◆ **Prompt**: Draw out every line with the word "this" from the listing below.

Collected data entries

* Begin *

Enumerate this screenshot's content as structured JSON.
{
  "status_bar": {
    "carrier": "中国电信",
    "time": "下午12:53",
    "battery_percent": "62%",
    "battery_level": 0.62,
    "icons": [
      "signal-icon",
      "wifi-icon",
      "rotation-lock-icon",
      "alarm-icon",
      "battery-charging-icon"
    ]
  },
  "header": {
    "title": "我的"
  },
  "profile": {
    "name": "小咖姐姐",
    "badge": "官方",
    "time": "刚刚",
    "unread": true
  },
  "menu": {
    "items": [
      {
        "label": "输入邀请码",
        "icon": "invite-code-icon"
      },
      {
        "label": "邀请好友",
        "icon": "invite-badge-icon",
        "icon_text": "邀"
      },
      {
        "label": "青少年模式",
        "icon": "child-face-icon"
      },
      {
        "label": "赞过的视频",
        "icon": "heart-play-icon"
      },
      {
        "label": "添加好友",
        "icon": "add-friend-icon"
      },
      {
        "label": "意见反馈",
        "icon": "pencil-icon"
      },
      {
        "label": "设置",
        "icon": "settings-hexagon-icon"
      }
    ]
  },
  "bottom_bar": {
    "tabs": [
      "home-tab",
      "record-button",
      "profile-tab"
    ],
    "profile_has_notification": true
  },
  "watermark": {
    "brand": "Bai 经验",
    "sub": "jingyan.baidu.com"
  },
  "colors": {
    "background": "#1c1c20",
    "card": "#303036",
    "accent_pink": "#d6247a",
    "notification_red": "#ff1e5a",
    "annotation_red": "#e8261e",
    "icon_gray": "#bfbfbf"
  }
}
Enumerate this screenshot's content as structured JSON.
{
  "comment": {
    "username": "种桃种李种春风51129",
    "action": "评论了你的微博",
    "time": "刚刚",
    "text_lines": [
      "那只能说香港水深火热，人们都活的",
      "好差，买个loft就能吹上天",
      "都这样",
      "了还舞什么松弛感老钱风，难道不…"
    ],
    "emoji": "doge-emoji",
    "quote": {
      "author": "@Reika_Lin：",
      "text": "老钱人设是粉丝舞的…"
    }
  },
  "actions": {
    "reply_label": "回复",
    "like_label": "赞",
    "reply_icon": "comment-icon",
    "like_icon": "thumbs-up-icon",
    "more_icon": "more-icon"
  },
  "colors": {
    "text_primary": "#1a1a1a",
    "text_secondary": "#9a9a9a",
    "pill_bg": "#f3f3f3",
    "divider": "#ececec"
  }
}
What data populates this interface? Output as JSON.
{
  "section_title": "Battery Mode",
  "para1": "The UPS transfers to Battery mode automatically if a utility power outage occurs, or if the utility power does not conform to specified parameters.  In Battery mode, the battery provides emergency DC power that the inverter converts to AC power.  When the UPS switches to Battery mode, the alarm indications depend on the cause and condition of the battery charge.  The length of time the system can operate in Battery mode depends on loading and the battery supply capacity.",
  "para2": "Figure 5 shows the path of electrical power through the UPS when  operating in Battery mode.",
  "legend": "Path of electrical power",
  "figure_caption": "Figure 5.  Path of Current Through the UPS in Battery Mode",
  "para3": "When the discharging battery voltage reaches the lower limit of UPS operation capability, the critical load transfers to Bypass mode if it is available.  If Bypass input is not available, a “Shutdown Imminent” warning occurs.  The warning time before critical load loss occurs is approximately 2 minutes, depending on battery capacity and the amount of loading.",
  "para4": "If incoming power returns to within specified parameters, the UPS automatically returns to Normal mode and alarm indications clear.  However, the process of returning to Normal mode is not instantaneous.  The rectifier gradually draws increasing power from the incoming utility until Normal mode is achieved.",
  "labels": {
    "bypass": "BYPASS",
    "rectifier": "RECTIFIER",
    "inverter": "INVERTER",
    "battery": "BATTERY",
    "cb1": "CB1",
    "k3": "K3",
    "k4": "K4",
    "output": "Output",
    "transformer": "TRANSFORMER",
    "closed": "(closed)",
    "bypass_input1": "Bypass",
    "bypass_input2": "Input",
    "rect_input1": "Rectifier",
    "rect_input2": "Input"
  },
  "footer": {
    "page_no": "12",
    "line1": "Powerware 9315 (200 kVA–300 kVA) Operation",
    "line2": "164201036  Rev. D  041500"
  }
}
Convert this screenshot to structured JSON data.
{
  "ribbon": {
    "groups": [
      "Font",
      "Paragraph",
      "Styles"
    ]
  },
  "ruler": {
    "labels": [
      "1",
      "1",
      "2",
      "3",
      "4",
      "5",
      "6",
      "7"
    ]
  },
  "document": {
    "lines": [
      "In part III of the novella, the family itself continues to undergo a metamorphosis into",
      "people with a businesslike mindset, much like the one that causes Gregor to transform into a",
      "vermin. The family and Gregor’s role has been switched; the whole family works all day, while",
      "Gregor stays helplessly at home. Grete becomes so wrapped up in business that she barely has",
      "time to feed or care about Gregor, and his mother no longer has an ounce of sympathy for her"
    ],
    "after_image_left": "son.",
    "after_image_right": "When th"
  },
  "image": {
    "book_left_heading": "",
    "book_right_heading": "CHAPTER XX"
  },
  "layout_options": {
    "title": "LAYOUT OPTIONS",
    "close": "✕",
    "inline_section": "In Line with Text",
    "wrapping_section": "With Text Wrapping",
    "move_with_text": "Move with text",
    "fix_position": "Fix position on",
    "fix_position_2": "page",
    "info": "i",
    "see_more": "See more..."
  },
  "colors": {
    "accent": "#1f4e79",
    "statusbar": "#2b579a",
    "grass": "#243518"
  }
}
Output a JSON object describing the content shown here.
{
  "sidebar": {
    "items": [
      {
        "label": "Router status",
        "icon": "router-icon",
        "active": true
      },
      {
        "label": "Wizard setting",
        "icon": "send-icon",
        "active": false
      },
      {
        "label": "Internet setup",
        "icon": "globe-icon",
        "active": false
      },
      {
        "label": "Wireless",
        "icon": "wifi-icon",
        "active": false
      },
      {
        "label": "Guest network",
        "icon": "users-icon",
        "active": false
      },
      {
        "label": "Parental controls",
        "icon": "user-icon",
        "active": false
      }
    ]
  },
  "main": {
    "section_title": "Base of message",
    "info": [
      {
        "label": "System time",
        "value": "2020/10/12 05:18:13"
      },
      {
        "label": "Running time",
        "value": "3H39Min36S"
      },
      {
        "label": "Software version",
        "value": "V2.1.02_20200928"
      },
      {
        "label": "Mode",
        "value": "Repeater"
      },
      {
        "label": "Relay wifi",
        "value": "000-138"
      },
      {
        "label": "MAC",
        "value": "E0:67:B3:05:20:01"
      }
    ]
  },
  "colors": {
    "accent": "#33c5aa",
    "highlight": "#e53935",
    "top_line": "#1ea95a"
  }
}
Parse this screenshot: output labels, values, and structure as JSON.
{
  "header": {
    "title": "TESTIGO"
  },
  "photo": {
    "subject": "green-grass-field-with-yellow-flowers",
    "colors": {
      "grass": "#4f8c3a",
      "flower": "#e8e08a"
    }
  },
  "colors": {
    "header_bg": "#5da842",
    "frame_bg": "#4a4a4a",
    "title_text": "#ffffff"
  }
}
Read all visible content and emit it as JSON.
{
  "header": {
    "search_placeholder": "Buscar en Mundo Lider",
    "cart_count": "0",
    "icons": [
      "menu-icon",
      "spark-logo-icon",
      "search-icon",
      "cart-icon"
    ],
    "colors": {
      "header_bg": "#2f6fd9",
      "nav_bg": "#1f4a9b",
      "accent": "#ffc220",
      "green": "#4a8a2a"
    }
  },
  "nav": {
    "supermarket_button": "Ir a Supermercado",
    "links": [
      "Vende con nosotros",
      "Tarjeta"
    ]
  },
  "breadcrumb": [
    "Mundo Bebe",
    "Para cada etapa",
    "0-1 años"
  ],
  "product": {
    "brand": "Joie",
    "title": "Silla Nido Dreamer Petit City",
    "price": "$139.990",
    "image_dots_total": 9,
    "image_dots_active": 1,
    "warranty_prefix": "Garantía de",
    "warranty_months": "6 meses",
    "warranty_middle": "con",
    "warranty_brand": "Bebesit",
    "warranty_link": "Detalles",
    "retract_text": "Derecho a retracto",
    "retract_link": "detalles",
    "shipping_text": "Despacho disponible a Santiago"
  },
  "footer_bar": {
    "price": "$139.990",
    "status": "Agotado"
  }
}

* End *

◆ **Solution to the exercise**:
Enumerate this screenshot's content as structured JSON.
Enumerate this screenshot's content as structured JSON.
What data populates this interface? Output as JSON.
Convert this screenshot to structured JSON data.
Parse this screenshot: output labels, values, and structure as JSON.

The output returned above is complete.